* **Task to carry out**: Scan the lines below for the string "модель" and report how many lines contain it, giving only the number.

* **Information supplied**:
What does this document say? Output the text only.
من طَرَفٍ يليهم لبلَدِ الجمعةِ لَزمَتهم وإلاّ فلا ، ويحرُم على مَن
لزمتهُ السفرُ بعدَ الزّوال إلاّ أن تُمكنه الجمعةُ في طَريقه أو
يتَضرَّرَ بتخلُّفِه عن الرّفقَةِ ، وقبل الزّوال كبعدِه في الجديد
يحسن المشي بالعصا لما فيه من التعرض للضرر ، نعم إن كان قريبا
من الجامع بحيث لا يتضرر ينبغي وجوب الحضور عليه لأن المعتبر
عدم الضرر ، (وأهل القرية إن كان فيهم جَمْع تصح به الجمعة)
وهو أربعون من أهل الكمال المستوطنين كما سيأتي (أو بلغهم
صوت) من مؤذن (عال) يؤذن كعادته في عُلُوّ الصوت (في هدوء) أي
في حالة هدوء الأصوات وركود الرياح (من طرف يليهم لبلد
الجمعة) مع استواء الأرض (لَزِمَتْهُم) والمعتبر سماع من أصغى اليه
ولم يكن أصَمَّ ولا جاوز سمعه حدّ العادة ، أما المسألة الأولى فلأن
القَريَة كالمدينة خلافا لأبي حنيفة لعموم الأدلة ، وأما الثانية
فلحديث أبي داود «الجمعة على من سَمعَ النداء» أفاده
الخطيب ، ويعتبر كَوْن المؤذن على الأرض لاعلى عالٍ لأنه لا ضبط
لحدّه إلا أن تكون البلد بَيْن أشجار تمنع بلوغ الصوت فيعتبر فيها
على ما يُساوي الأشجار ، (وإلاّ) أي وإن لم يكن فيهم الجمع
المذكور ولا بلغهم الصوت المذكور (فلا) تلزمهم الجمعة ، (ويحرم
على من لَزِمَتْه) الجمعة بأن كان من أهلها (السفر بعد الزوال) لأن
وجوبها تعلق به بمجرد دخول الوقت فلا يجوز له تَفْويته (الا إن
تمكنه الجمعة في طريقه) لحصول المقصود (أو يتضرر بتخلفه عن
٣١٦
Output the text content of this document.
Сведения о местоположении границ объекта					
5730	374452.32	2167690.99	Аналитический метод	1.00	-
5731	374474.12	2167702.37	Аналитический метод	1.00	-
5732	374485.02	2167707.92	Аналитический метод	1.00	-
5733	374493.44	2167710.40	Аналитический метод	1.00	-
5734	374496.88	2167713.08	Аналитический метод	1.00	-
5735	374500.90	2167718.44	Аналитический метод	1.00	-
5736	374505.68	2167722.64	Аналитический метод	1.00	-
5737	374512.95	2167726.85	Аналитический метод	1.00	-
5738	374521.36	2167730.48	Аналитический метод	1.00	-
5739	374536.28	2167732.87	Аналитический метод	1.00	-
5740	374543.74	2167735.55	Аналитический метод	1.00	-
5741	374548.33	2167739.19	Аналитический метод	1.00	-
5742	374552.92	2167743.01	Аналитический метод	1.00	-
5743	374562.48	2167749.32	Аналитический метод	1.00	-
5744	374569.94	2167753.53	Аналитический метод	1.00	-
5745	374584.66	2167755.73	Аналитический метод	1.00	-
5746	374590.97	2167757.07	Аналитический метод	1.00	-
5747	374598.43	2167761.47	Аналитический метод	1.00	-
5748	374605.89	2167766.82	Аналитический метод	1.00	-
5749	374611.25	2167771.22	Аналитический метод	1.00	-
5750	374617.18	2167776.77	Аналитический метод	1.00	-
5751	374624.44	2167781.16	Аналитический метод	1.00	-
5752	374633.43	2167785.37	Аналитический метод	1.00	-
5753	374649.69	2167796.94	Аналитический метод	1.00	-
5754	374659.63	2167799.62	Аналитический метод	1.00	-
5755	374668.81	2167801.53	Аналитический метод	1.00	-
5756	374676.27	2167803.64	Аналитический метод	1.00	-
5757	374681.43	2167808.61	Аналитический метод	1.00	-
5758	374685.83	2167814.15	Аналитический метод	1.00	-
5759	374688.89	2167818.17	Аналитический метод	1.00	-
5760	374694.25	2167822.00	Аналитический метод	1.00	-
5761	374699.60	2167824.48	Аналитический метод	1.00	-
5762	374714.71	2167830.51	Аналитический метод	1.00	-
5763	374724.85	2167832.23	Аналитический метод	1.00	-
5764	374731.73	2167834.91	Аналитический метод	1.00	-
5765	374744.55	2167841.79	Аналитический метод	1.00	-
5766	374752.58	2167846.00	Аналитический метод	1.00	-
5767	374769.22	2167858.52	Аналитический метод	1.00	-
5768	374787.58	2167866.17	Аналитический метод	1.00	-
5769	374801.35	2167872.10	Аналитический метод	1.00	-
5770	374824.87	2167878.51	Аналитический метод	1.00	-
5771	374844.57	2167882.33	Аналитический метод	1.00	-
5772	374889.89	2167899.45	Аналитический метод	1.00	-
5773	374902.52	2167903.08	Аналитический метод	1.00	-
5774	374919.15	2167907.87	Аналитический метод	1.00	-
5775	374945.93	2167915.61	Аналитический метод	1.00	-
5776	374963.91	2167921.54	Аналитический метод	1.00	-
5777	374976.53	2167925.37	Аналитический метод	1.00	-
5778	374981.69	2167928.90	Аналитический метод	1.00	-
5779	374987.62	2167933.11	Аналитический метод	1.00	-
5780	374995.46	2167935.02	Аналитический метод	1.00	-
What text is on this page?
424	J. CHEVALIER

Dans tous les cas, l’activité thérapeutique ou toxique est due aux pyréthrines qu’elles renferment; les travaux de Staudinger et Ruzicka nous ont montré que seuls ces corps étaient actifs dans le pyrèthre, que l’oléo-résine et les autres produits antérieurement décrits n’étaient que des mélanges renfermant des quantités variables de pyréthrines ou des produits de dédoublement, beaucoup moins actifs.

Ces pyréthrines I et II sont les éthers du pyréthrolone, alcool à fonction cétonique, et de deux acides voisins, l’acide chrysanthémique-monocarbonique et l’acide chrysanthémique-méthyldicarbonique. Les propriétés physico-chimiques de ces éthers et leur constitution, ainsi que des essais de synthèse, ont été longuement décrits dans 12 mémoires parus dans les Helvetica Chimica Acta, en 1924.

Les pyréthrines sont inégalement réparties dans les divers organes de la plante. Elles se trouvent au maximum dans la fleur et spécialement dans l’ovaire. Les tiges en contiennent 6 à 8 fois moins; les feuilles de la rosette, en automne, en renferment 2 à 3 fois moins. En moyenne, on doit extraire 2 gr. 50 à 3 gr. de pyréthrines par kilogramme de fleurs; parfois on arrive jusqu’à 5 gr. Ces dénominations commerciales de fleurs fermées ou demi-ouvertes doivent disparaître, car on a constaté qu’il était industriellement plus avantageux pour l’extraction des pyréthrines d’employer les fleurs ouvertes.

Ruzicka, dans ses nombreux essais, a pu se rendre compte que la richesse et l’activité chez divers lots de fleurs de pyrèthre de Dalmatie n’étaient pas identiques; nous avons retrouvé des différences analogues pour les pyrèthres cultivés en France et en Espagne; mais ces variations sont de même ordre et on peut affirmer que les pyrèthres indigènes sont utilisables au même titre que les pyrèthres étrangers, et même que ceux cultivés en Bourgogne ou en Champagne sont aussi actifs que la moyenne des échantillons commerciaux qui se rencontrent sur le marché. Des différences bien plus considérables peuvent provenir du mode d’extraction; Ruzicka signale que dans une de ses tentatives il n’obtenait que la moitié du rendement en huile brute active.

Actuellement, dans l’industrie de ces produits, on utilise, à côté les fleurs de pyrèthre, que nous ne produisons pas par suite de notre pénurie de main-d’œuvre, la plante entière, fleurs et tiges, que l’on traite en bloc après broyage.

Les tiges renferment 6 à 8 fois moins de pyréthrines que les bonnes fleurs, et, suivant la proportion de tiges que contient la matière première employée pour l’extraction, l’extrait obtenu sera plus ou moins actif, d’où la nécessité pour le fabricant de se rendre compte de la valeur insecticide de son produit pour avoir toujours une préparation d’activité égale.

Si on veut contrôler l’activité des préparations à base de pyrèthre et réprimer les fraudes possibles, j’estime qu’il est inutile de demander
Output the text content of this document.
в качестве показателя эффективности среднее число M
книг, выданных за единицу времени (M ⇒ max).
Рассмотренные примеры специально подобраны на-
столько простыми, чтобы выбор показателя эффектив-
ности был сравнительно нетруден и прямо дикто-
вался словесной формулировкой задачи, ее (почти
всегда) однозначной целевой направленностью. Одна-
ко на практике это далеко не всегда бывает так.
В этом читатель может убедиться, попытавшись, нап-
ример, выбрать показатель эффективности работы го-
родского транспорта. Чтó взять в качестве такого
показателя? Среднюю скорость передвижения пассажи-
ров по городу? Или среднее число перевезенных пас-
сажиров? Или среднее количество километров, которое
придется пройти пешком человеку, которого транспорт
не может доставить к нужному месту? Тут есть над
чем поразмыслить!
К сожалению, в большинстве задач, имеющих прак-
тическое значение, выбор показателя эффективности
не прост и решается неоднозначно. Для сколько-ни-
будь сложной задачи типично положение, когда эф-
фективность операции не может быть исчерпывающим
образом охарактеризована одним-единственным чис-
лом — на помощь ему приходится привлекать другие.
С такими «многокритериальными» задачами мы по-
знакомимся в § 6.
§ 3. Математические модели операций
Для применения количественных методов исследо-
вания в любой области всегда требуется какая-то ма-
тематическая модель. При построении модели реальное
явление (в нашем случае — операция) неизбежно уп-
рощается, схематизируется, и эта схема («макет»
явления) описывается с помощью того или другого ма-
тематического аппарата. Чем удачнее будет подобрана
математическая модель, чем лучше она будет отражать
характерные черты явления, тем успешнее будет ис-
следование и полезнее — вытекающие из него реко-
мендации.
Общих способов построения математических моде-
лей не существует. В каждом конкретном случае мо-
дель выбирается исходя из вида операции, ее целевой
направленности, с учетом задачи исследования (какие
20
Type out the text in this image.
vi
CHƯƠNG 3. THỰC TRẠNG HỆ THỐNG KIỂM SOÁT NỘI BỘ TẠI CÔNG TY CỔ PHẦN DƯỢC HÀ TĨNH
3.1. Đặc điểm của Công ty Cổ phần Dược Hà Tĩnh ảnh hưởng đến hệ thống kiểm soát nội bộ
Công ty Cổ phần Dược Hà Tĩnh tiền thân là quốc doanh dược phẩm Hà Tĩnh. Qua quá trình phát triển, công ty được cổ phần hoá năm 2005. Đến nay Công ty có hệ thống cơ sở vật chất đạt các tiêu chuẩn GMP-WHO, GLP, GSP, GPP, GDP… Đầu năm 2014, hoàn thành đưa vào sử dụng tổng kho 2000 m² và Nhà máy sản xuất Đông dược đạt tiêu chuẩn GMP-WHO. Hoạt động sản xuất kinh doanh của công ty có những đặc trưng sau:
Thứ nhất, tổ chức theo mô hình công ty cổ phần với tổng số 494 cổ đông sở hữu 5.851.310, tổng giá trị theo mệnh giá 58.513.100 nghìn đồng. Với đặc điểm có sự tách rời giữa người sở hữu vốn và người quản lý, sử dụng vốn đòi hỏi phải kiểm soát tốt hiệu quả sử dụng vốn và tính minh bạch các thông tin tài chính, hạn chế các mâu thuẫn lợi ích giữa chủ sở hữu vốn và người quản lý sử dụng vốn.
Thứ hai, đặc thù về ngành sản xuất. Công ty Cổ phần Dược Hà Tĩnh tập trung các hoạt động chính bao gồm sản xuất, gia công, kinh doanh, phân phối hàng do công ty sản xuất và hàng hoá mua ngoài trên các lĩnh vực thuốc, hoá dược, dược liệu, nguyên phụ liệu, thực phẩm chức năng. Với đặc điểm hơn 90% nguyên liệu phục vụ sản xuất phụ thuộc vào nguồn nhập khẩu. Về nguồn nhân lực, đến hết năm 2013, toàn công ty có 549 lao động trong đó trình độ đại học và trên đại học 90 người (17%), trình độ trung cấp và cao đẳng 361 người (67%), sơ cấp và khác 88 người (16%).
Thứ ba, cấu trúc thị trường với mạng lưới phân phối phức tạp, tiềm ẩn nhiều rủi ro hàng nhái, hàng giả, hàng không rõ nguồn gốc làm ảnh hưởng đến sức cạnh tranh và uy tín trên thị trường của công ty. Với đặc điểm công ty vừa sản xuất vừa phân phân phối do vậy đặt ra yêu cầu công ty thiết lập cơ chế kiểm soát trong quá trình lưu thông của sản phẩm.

* **Output**: 2